*Records supplied*.

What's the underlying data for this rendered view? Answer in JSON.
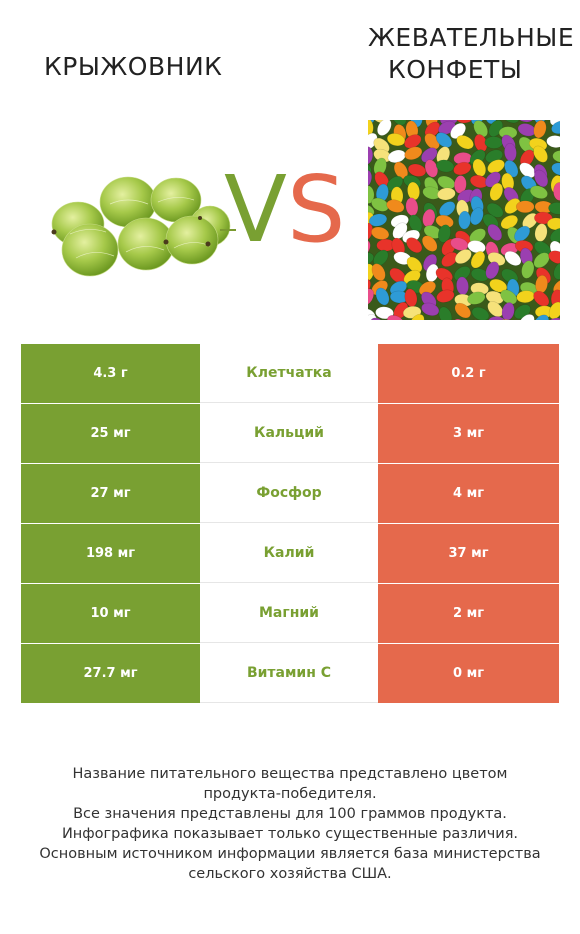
{
  "left_product": {
    "title": "КРЫЖОВНИК"
  },
  "right_product": {
    "title_line1": "ЖЕВАТЕЛЬНЫЕ",
    "title_line2": "КОНФЕТЫ"
  },
  "vs": {
    "v": "V",
    "s": "S"
  },
  "colors": {
    "left": "#79a032",
    "right": "#e5694c"
  },
  "nutrients": [
    {
      "left": "4.3 г",
      "name": "Клетчатка",
      "right": "0.2 г"
    },
    {
      "left": "25 мг",
      "name": "Кальций",
      "right": "3 мг"
    },
    {
      "left": "27 мг",
      "name": "Фосфор",
      "right": "4 мг"
    },
    {
      "left": "198 мг",
      "name": "Калий",
      "right": "37 мг"
    },
    {
      "left": "10 мг",
      "name": "Магний",
      "right": "2 мг"
    },
    {
      "left": "27.7 мг",
      "name": "Витамин C",
      "right": "0 мг"
    }
  ],
  "footer": {
    "line1": "Название питательного вещества представлено цветом",
    "line2": "продукта-победителя.",
    "line3": "Все значения представлены для 100 граммов продукта.",
    "line4": "Инфографика показывает только существенные различия.",
    "line5": "Основным источником информации является база министерства",
    "line6": "сельского хозяйства США."
  }
}
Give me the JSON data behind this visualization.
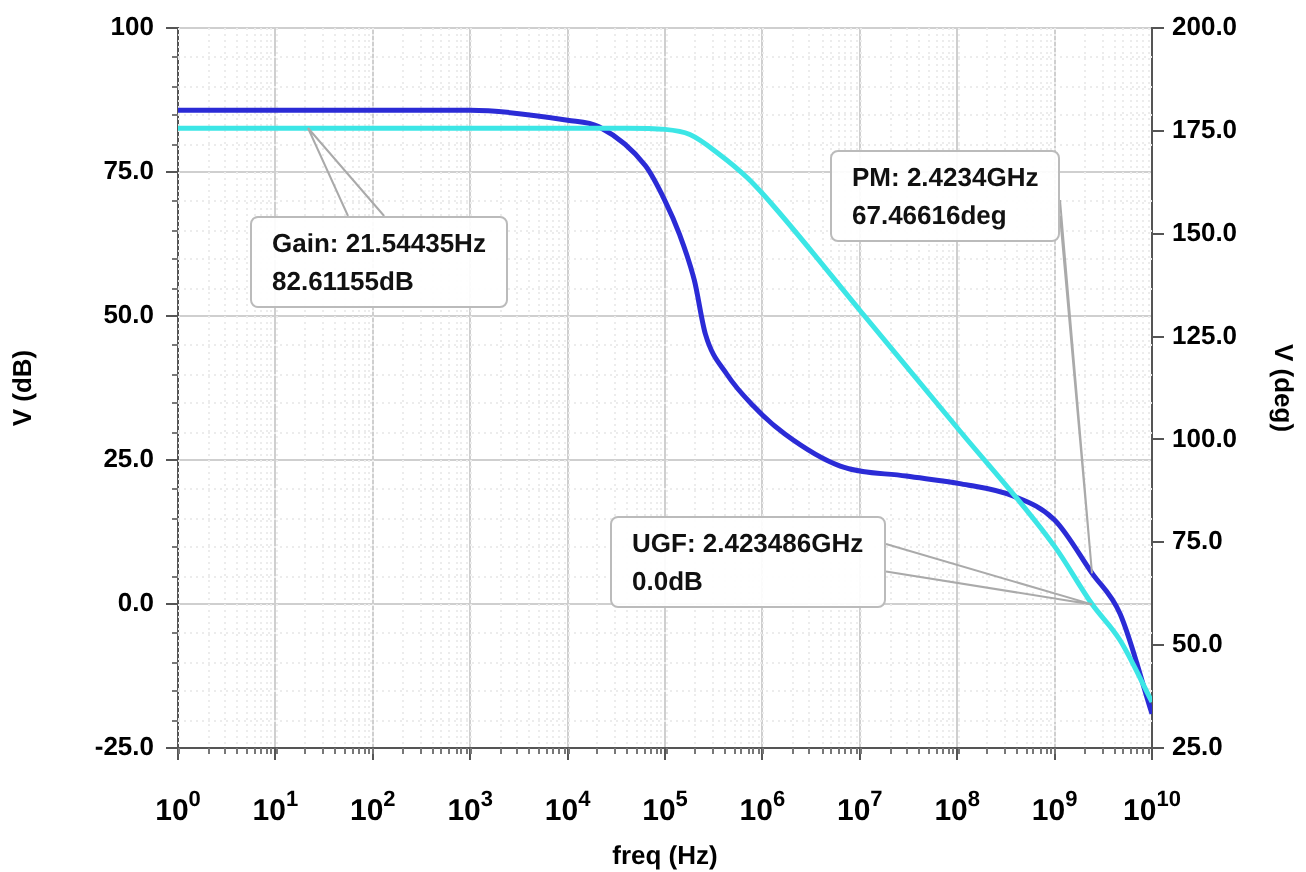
{
  "chart_data": {
    "type": "line",
    "xlabel": "freq (Hz)",
    "ylabel": "V (dB)",
    "y2label": "V (deg)",
    "log": "x",
    "grid": true,
    "legend": false,
    "marker": "none",
    "line_style": "solid",
    "xlim": [
      1,
      10000000000
    ],
    "xticks": [
      {
        "value": 1,
        "label": "10$^{0}$"
      },
      {
        "value": 10,
        "label": "10$^{1}$"
      },
      {
        "value": 100,
        "label": "10$^{2}$"
      },
      {
        "value": 1000,
        "label": "10$^{3}$"
      },
      {
        "value": 10000,
        "label": "10$^{4}$"
      },
      {
        "value": 100000,
        "label": "10$^{5}$"
      },
      {
        "value": 1000000,
        "label": "10$^{6}$"
      },
      {
        "value": 10000000,
        "label": "10$^{7}$"
      },
      {
        "value": 100000000,
        "label": "10$^{8}$"
      },
      {
        "value": 1000000000,
        "label": "10$^{9}$"
      },
      {
        "value": 10000000000,
        "label": "10$^{10}$"
      }
    ],
    "ylim": [
      -25,
      100
    ],
    "yticks": [
      {
        "value": -25,
        "label": "-25.0"
      },
      {
        "value": 0,
        "label": "0.0"
      },
      {
        "value": 25,
        "label": "25.0"
      },
      {
        "value": 50,
        "label": "50.0"
      },
      {
        "value": 75,
        "label": "75.0"
      },
      100
    ],
    "y2lim": [
      25,
      200
    ],
    "y2ticks": [
      {
        "value": 25,
        "label": "25.0"
      },
      {
        "value": 50,
        "label": "50.0"
      },
      {
        "value": 75,
        "label": "75.0"
      },
      {
        "value": 100,
        "label": "100.0"
      },
      {
        "value": 125,
        "label": "125.0"
      },
      {
        "value": 150,
        "label": "150.0"
      },
      {
        "value": 175,
        "label": "175.0"
      },
      {
        "value": 200,
        "label": "200.0"
      }
    ],
    "series": [
      {
        "color": "#3ce6e6",
        "x": [
          1,
          10000,
          40000,
          100000,
          180000,
          360000,
          700000,
          1300000,
          10000000,
          100000000,
          1000000000,
          2420000000,
          4700000000,
          10000000000
        ],
        "values": [
          82.6,
          82.6,
          82.6,
          82.4,
          81.5,
          78.1,
          74,
          69.1,
          51,
          30.6,
          10,
          0,
          -6.3,
          -17
        ]
      },
      {
        "color": "#2b2bd6",
        "axis": "y2",
        "x": [
          1,
          1000,
          10000,
          21000,
          63000,
          100000,
          140000,
          200000,
          260000,
          430000,
          810000,
          1700000,
          6300000,
          30000000,
          110000000,
          380000000,
          1000000000,
          2420000000,
          4700000000,
          10000000000
        ],
        "values": [
          180,
          180,
          177.6,
          176,
          166.5,
          158,
          150,
          138.7,
          125.6,
          115.9,
          108.1,
          101.3,
          93.5,
          91.1,
          89.2,
          86.2,
          80.4,
          67.5,
          57.6,
          33.3
        ]
      }
    ],
    "annotations": [
      "Gain: 21.54435Hz\n82.61155dB",
      "PM: 2.4234GHz\n67.46616deg",
      "UGF: 2.423486GHz\n0.0dB"
    ]
  }
}
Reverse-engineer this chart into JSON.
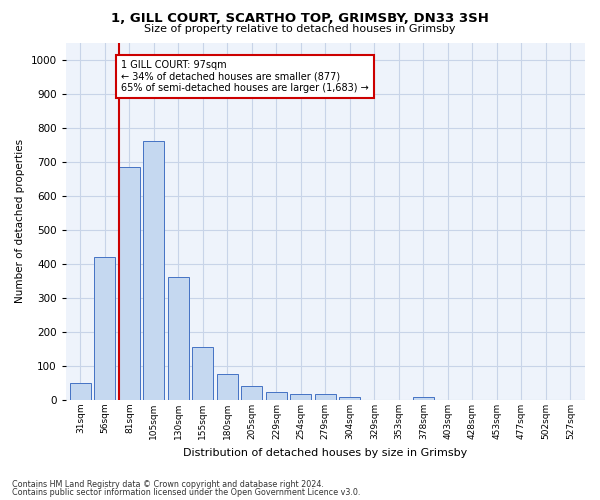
{
  "title": "1, GILL COURT, SCARTHO TOP, GRIMSBY, DN33 3SH",
  "subtitle": "Size of property relative to detached houses in Grimsby",
  "xlabel": "Distribution of detached houses by size in Grimsby",
  "ylabel": "Number of detached properties",
  "bar_labels": [
    "31sqm",
    "56sqm",
    "81sqm",
    "105sqm",
    "130sqm",
    "155sqm",
    "180sqm",
    "205sqm",
    "229sqm",
    "254sqm",
    "279sqm",
    "304sqm",
    "329sqm",
    "353sqm",
    "378sqm",
    "403sqm",
    "428sqm",
    "453sqm",
    "477sqm",
    "502sqm",
    "527sqm"
  ],
  "bar_values": [
    50,
    420,
    685,
    760,
    360,
    155,
    75,
    40,
    25,
    17,
    17,
    8,
    0,
    0,
    8,
    0,
    0,
    0,
    0,
    0,
    0
  ],
  "bar_color": "#c5d8f0",
  "bar_edge_color": "#4472c4",
  "vline_color": "#cc0000",
  "annotation_text": "1 GILL COURT: 97sqm\n← 34% of detached houses are smaller (877)\n65% of semi-detached houses are larger (1,683) →",
  "annotation_box_color": "#ffffff",
  "annotation_box_edge_color": "#cc0000",
  "ylim": [
    0,
    1050
  ],
  "yticks": [
    0,
    100,
    200,
    300,
    400,
    500,
    600,
    700,
    800,
    900,
    1000
  ],
  "grid_color": "#c8d4e8",
  "bg_color": "#eef3fb",
  "footer_line1": "Contains HM Land Registry data © Crown copyright and database right 2024.",
  "footer_line2": "Contains public sector information licensed under the Open Government Licence v3.0."
}
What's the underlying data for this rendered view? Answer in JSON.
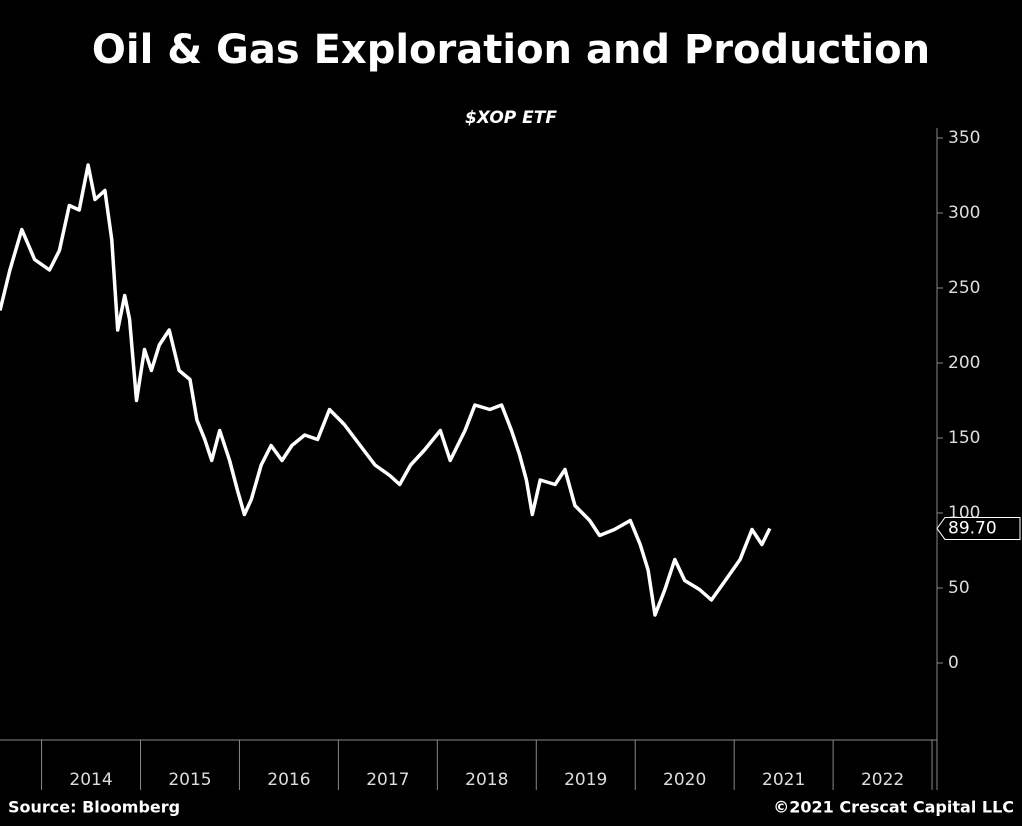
{
  "chart_data": {
    "type": "line",
    "title": "Oil & Gas Exploration and Production",
    "subtitle": "$XOP ETF",
    "source": "Source: Bloomberg",
    "credit": "©2021 Crescat Capital LLC",
    "x": [
      2013.58,
      2013.68,
      2013.8,
      2013.93,
      2014.08,
      2014.18,
      2014.28,
      2014.38,
      2014.47,
      2014.54,
      2014.64,
      2014.71,
      2014.77,
      2014.84,
      2014.89,
      2014.96,
      2015.04,
      2015.11,
      2015.19,
      2015.29,
      2015.39,
      2015.5,
      2015.57,
      2015.65,
      2015.72,
      2015.8,
      2015.9,
      2015.98,
      2016.05,
      2016.12,
      2016.22,
      2016.32,
      2016.43,
      2016.53,
      2016.66,
      2016.79,
      2016.91,
      2017.06,
      2017.22,
      2017.37,
      2017.52,
      2017.62,
      2017.73,
      2017.87,
      2018.03,
      2018.13,
      2018.28,
      2018.38,
      2018.53,
      2018.65,
      2018.75,
      2018.83,
      2018.9,
      2018.96,
      2019.04,
      2019.19,
      2019.29,
      2019.39,
      2019.54,
      2019.64,
      2019.79,
      2019.95,
      2020.05,
      2020.13,
      2020.2,
      2020.3,
      2020.4,
      2020.5,
      2020.65,
      2020.77,
      2020.91,
      2021.06,
      2021.18,
      2021.28,
      2021.36
    ],
    "series": [
      {
        "name": "$XOP",
        "color": "#ffffff",
        "values": [
          235,
          262,
          289,
          269,
          262,
          275,
          305,
          302,
          332,
          309,
          315,
          282,
          222,
          245,
          229,
          175,
          209,
          195,
          212,
          222,
          195,
          189,
          162,
          149,
          135,
          155,
          135,
          115,
          99,
          109,
          132,
          145,
          135,
          145,
          152,
          149,
          169,
          159,
          145,
          132,
          125,
          119,
          132,
          142,
          155,
          135,
          155,
          172,
          169,
          172,
          155,
          139,
          122,
          99,
          122,
          119,
          129,
          105,
          95,
          85,
          89,
          95,
          79,
          62,
          32,
          49,
          69,
          55,
          49,
          42,
          55,
          69,
          89,
          79,
          89.7
        ]
      }
    ],
    "last_value_label": "89.70",
    "xlim": [
      2013.58,
      2023.05
    ],
    "xticks": [
      2014,
      2015,
      2016,
      2017,
      2018,
      2019,
      2020,
      2021,
      2022
    ],
    "ylim": [
      -50,
      360
    ],
    "yticks": [
      0,
      50,
      100,
      150,
      200,
      250,
      300,
      350
    ]
  }
}
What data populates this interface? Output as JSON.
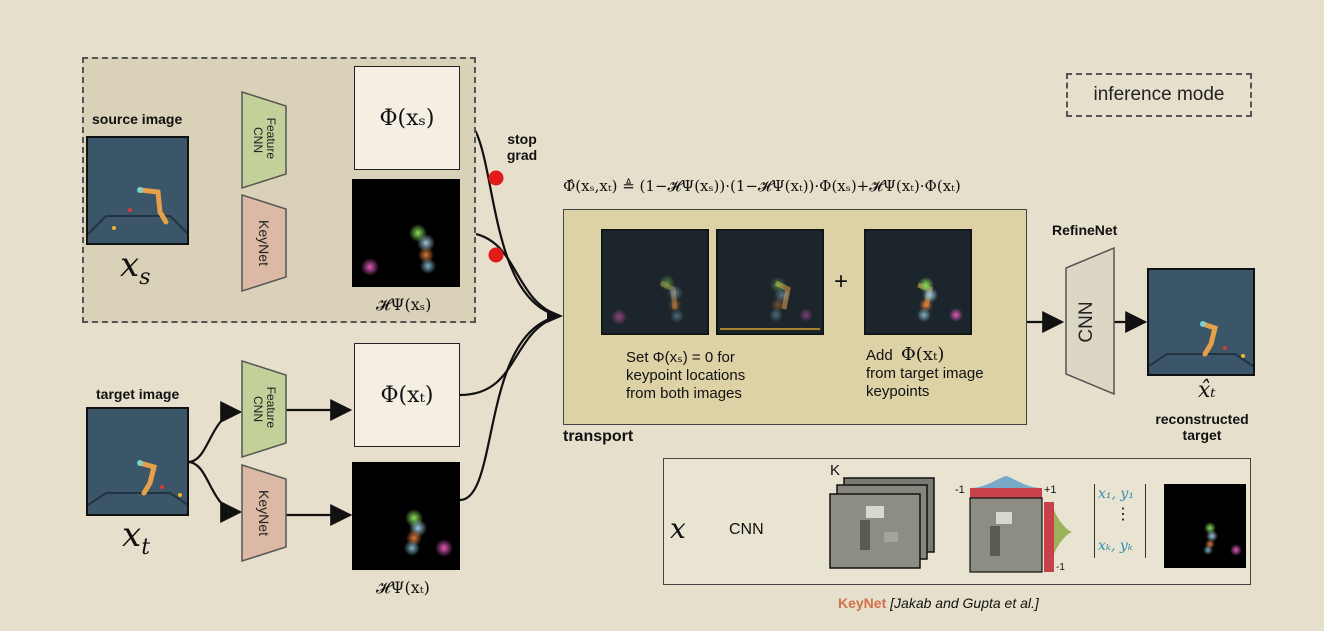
{
  "labels": {
    "source_image": "source image",
    "target_image": "target image",
    "x_s": "x",
    "x_s_sub": "s",
    "x_t": "x",
    "x_t_sub": "t",
    "feature_cnn": "Feature CNN",
    "keynet": "KeyNet",
    "phi_xs": "Φ(xₛ)",
    "phi_xt": "Φ(xₜ)",
    "h_xs": "𝓗Ψ(xₛ)",
    "h_xt": "𝓗Ψ(xₜ)",
    "stop_grad": "stop grad",
    "inference_mode": "inference mode",
    "formula": "Φ̂(xₛ,xₜ) ≜ (1−𝓗Ψ(xₛ))·(1−𝓗Ψ(xₜ))·Φ(xₛ)+𝓗Ψ(xₜ)·Φ(xₜ)",
    "plus": "+",
    "set_line1": "Set Φ(xₛ) = 0 for",
    "set_line2": "keypoint locations",
    "set_line3": "from both images",
    "add_line1": "Add",
    "add_math": "Φ(xₜ)",
    "add_line2": "from target image",
    "add_line3": "keypoints",
    "transport": "transport",
    "refinenet": "RefineNet",
    "cnn": "CNN",
    "x_hat_t": "x̂ₜ",
    "reconstructed_1": "reconstructed",
    "reconstructed_2": "target",
    "kn_x": "x",
    "kn_cnn": "CNN",
    "kn_K": "K",
    "kn_minus1": "-1",
    "kn_plus1": "+1",
    "kn_minus1b": "-1",
    "kn_coord1": "x₁, y₁",
    "kn_coordk": "xₖ, yₖ",
    "kn_dots": "⋮",
    "caption_keynet": "KeyNet",
    "caption_rest": " [Jakab and Gupta et al.]"
  },
  "colors": {
    "background": "#e6dfcb",
    "feature_cnn": "#c3d09a",
    "keynet": "#dcb9a4",
    "refinenet_cnn": "#dcd6c5",
    "stop_dot": "#e21a1a",
    "keynet_caption": "#d2714a"
  }
}
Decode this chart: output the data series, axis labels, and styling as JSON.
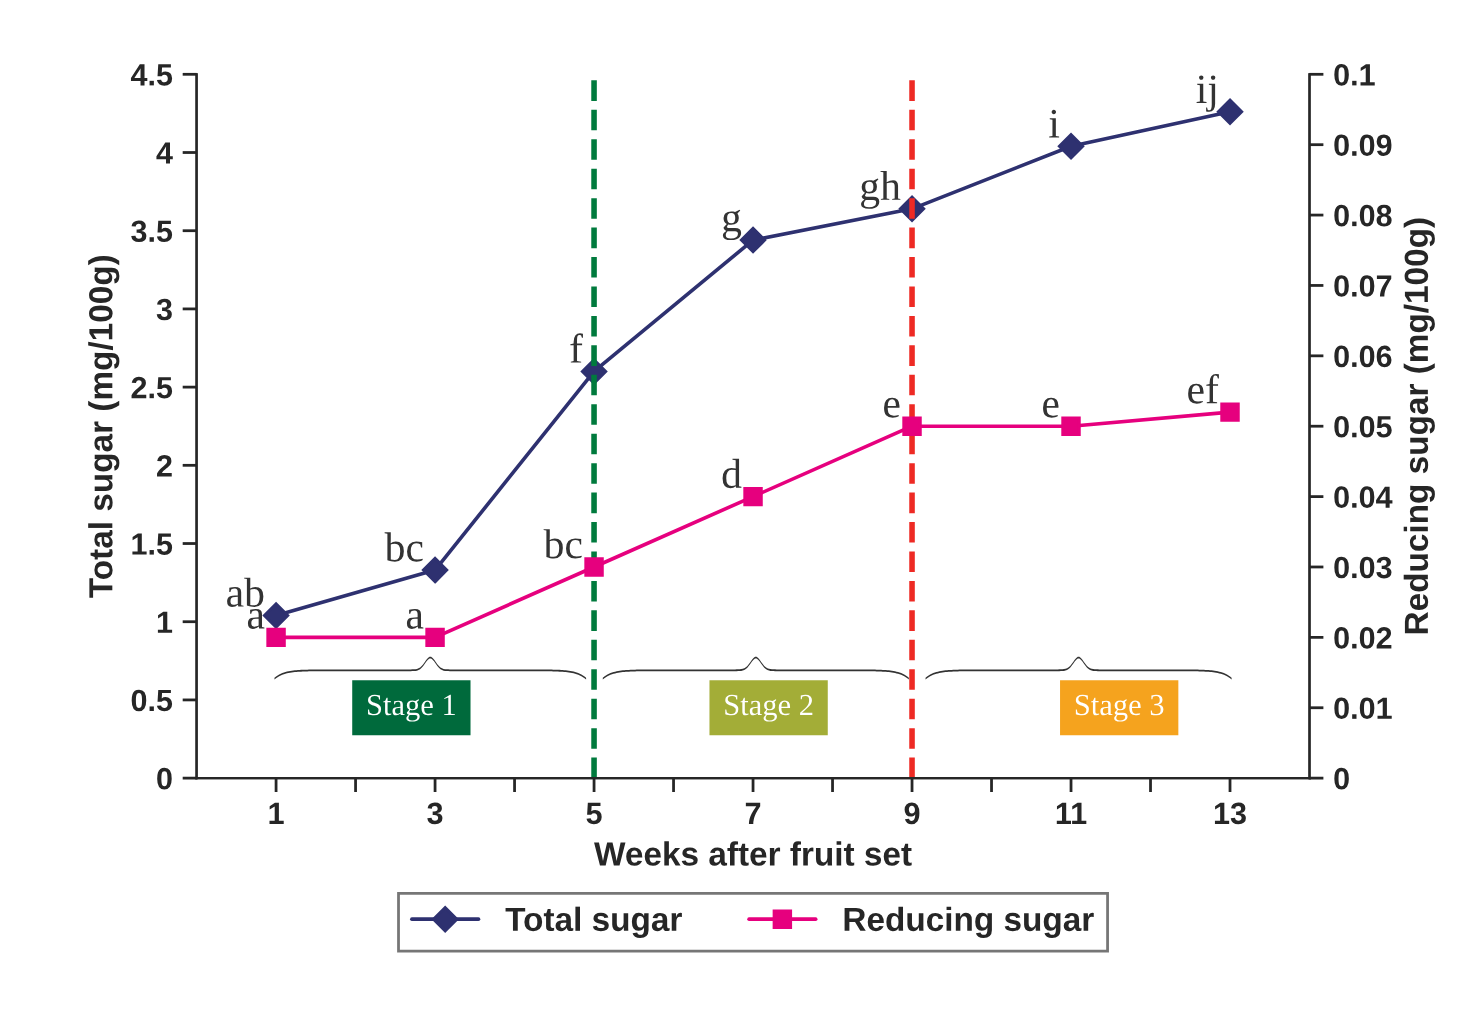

*Problem requirements*. Report how many lines hold the string "name", giving the number and nothing else.

*Response to the exercise*. 7